§ The task
Write the material out again in full, exactly.

━━━━━━━━━━━━━━━━━━━━━━━━━━━━━━

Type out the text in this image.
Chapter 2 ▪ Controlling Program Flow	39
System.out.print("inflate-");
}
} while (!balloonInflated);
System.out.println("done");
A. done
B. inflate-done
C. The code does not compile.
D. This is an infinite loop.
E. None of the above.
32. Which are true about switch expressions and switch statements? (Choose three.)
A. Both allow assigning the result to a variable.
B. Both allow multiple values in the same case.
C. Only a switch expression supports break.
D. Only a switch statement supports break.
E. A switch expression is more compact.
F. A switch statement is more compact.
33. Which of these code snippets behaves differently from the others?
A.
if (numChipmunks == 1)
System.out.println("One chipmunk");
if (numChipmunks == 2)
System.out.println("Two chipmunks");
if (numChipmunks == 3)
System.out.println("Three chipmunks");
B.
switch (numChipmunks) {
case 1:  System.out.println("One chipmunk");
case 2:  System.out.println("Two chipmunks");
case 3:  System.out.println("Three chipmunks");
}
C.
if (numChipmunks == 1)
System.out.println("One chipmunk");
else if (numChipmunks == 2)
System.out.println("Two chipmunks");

━━━━━━━━━━━━━━━━━━━━━━━━━━━━━━

§ Right answer
Type out the text in this image.
Chapter 2 ▪ Controlling Program Flow	39
System.out.print("inflate-");
}
} while (!balloonInflated);
System.out.println("done");
A. done
B. inflate-done
C. The code does not compile.
D. This is an infinite loop.
E. None of the above.
32. Which are true about switch expressions and switch statements? (Choose three.)
A. Both allow assigning the result to a variable.
B. Both allow multiple values in the same case.
C. Only a switch expression supports break.
D. Only a switch statement supports break.
E. A switch expression is more compact.
F. A switch statement is more compact.
33. Which of these code snippets behaves differently from the others?
A.
if (numChipmunks == 1)
System.out.println("One chipmunk");
if (numChipmunks == 2)
System.out.println("Two chipmunks");
if (numChipmunks == 3)
System.out.println("Three chipmunks");
B.
switch (numChipmunks) {
case 1:  System.out.println("One chipmunk");
case 2:  System.out.println("Two chipmunks");
case 3:  System.out.println("Three chipmunks");
}
C.
if (numChipmunks == 1)
System.out.println("One chipmunk");
else if (numChipmunks == 2)
System.out.println("Two chipmunks");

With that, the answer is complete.